Set task:
Gather the lines that hold the string "آگهی".

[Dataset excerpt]

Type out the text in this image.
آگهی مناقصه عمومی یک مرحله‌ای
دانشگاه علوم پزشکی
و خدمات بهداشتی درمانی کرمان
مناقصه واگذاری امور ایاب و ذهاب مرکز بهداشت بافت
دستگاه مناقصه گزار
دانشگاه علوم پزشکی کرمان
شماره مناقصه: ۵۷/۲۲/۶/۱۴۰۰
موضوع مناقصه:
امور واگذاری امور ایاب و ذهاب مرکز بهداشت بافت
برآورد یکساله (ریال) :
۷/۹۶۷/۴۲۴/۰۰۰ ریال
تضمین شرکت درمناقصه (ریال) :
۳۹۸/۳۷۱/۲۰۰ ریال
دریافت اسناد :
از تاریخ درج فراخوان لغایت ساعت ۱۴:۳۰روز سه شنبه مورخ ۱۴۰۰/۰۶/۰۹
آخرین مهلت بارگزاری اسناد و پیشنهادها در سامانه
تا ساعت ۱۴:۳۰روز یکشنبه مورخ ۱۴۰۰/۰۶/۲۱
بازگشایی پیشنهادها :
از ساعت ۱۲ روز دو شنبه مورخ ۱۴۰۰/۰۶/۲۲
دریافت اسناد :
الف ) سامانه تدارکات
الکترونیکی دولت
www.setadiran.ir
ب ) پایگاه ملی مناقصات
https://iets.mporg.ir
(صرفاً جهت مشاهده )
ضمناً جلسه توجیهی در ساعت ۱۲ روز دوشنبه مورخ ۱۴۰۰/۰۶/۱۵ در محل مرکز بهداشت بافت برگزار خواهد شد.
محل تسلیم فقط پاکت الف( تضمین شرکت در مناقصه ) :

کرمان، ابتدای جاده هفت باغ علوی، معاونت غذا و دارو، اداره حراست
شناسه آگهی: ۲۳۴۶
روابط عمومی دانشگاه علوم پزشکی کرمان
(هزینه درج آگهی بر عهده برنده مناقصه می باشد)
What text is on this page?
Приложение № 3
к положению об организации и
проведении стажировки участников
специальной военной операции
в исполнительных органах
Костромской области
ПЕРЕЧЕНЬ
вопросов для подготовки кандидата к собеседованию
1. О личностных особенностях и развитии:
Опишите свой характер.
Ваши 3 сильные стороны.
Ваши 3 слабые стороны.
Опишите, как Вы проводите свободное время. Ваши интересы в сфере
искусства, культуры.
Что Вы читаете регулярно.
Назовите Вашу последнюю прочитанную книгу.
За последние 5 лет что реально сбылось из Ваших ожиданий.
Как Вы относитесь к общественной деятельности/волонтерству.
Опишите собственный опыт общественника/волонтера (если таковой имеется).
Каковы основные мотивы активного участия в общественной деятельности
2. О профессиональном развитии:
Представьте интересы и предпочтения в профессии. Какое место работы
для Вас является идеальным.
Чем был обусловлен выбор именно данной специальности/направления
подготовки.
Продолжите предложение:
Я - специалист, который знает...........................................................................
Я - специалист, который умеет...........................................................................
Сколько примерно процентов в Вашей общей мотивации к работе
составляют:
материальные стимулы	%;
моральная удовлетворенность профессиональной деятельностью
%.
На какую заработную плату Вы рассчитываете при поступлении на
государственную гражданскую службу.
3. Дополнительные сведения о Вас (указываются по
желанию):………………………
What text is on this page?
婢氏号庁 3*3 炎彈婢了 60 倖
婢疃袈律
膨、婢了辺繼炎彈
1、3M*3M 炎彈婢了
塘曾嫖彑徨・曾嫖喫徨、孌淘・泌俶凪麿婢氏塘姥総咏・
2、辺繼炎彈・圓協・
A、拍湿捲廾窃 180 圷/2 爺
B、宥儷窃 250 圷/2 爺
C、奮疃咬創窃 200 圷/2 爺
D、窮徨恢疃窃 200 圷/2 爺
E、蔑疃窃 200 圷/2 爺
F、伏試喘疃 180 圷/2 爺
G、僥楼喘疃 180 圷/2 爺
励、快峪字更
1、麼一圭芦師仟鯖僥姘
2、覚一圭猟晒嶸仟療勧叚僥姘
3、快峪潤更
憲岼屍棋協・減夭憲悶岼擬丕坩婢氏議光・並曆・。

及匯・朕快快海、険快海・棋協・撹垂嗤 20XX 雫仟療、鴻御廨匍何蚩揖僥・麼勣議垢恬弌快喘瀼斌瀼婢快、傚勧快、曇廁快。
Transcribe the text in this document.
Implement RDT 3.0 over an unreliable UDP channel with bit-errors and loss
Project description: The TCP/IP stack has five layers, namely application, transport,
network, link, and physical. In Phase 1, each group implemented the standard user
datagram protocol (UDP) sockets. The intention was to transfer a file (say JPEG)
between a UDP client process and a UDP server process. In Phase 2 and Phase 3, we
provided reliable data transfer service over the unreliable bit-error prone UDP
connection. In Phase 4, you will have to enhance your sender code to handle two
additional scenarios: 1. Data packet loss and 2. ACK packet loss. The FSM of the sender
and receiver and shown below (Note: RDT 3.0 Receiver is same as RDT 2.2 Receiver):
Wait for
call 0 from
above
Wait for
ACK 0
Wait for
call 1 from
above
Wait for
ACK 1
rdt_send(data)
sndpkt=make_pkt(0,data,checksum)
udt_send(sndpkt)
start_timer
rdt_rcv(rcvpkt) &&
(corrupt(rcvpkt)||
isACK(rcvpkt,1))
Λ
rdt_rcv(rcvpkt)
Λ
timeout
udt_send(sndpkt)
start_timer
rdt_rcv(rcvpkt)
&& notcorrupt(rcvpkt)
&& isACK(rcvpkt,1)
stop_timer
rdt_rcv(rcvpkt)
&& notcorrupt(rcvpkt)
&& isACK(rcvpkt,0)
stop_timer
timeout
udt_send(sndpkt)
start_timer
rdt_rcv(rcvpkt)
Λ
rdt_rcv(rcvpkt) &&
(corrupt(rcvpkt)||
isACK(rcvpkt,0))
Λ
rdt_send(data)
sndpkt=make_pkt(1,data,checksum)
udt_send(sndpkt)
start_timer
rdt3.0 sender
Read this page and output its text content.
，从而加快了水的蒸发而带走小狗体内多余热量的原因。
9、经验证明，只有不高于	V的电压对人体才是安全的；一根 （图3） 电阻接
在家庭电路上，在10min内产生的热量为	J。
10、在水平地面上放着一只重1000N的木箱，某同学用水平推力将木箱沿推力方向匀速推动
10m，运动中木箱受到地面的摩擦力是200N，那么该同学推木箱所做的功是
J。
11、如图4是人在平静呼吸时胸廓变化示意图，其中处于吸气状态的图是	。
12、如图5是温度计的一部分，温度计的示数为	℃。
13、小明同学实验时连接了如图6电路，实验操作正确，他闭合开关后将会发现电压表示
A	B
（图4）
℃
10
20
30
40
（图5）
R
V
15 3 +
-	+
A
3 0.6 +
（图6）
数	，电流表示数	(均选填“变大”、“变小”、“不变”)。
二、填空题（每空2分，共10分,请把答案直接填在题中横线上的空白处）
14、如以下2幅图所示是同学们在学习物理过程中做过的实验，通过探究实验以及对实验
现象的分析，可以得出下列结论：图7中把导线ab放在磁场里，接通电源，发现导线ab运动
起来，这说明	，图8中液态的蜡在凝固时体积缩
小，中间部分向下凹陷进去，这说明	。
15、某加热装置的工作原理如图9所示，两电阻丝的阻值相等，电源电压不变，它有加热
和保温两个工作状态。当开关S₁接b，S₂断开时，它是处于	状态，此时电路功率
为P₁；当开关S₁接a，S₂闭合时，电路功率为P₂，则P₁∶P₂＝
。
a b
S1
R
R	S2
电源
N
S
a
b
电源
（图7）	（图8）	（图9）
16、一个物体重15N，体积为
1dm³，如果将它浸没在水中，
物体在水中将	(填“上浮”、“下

Reply to the task:
آگهی مناقصه عمومی یک مرحله‌ای
شناسه آگهی: ۲۳۴۶
(هزینه درج آگهی بر عهده برنده مناقصه می باشد)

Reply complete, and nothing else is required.